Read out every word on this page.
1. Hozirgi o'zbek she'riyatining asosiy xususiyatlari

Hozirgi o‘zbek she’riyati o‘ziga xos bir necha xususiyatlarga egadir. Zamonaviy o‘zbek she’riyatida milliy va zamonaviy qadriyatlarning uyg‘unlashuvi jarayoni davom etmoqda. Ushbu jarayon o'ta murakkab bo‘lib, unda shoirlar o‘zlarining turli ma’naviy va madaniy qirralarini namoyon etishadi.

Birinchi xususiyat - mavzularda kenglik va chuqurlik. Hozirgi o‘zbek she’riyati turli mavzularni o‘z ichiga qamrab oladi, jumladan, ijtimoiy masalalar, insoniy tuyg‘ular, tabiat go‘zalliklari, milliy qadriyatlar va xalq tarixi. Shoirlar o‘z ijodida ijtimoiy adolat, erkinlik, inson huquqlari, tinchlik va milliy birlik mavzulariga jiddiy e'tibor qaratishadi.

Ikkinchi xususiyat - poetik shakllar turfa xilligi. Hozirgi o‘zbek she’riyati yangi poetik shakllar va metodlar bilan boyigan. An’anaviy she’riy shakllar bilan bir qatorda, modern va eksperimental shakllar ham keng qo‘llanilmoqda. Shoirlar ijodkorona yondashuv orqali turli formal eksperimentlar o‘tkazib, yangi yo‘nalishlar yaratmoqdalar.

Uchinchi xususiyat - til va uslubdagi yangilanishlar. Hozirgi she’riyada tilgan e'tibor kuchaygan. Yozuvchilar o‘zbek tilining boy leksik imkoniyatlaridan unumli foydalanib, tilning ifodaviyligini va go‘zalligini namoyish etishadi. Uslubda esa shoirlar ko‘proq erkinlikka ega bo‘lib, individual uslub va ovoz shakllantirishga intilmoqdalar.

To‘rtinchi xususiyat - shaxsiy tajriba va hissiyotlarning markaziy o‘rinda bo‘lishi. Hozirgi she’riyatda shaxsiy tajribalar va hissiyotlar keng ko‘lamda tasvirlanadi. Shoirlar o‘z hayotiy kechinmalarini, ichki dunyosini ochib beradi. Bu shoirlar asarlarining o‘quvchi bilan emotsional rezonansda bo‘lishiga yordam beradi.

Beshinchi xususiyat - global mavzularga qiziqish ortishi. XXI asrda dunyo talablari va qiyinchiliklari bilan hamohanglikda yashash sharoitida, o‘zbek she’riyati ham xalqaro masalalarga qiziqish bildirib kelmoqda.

____________________

## EXERCISE DIRECTIONS
Produce an exact copy of the whole listing.

## WRITTEN SOLUTION
Read out every word on this page.
1. Hozirgi o'zbek she'riyatining asosiy xususiyatlari

Hozirgi o‘zbek she’riyati o‘ziga xos bir necha xususiyatlarga egadir. Zamonaviy o‘zbek she’riyatida milliy va zamonaviy qadriyatlarning uyg‘unlashuvi jarayoni davom etmoqda. Ushbu jarayon o'ta murakkab bo‘lib, unda shoirlar o‘zlarining turli ma’naviy va madaniy qirralarini namoyon etishadi.

Birinchi xususiyat - mavzularda kenglik va chuqurlik. Hozirgi o‘zbek she’riyati turli mavzularni o‘z ichiga qamrab oladi, jumladan, ijtimoiy masalalar, insoniy tuyg‘ular, tabiat go‘zalliklari, milliy qadriyatlar va xalq tarixi. Shoirlar o‘z ijodida ijtimoiy adolat, erkinlik, inson huquqlari, tinchlik va milliy birlik mavzulariga jiddiy e'tibor qaratishadi.

Ikkinchi xususiyat - poetik shakllar turfa xilligi. Hozirgi o‘zbek she’riyati yangi poetik shakllar va metodlar bilan boyigan. An’anaviy she’riy shakllar bilan bir qatorda, modern va eksperimental shakllar ham keng qo‘llanilmoqda. Shoirlar ijodkorona yondashuv orqali turli formal eksperimentlar o‘tkazib, yangi yo‘nalishlar yaratmoqdalar.

Uchinchi xususiyat - til va uslubdagi yangilanishlar. Hozirgi she’riyada tilgan e'tibor kuchaygan. Yozuvchilar o‘zbek tilining boy leksik imkoniyatlaridan unumli foydalanib, tilning ifodaviyligini va go‘zalligini namoyish etishadi. Uslubda esa shoirlar ko‘proq erkinlikka ega bo‘lib, individual uslub va ovoz shakllantirishga intilmoqdalar.

To‘rtinchi xususiyat - shaxsiy tajriba va hissiyotlarning markaziy o‘rinda bo‘lishi. Hozirgi she’riyatda shaxsiy tajribalar va hissiyotlar keng ko‘lamda tasvirlanadi. Shoirlar o‘z hayotiy kechinmalarini, ichki dunyosini ochib beradi. Bu shoirlar asarlarining o‘quvchi bilan emotsional rezonansda bo‘lishiga yordam beradi.

Beshinchi xususiyat - global mavzularga qiziqish ortishi. XXI asrda dunyo talablari va qiyinchiliklari bilan hamohanglikda yashash sharoitida, o‘zbek she’riyati ham xalqaro masalalarga qiziqish bildirib kelmoqda.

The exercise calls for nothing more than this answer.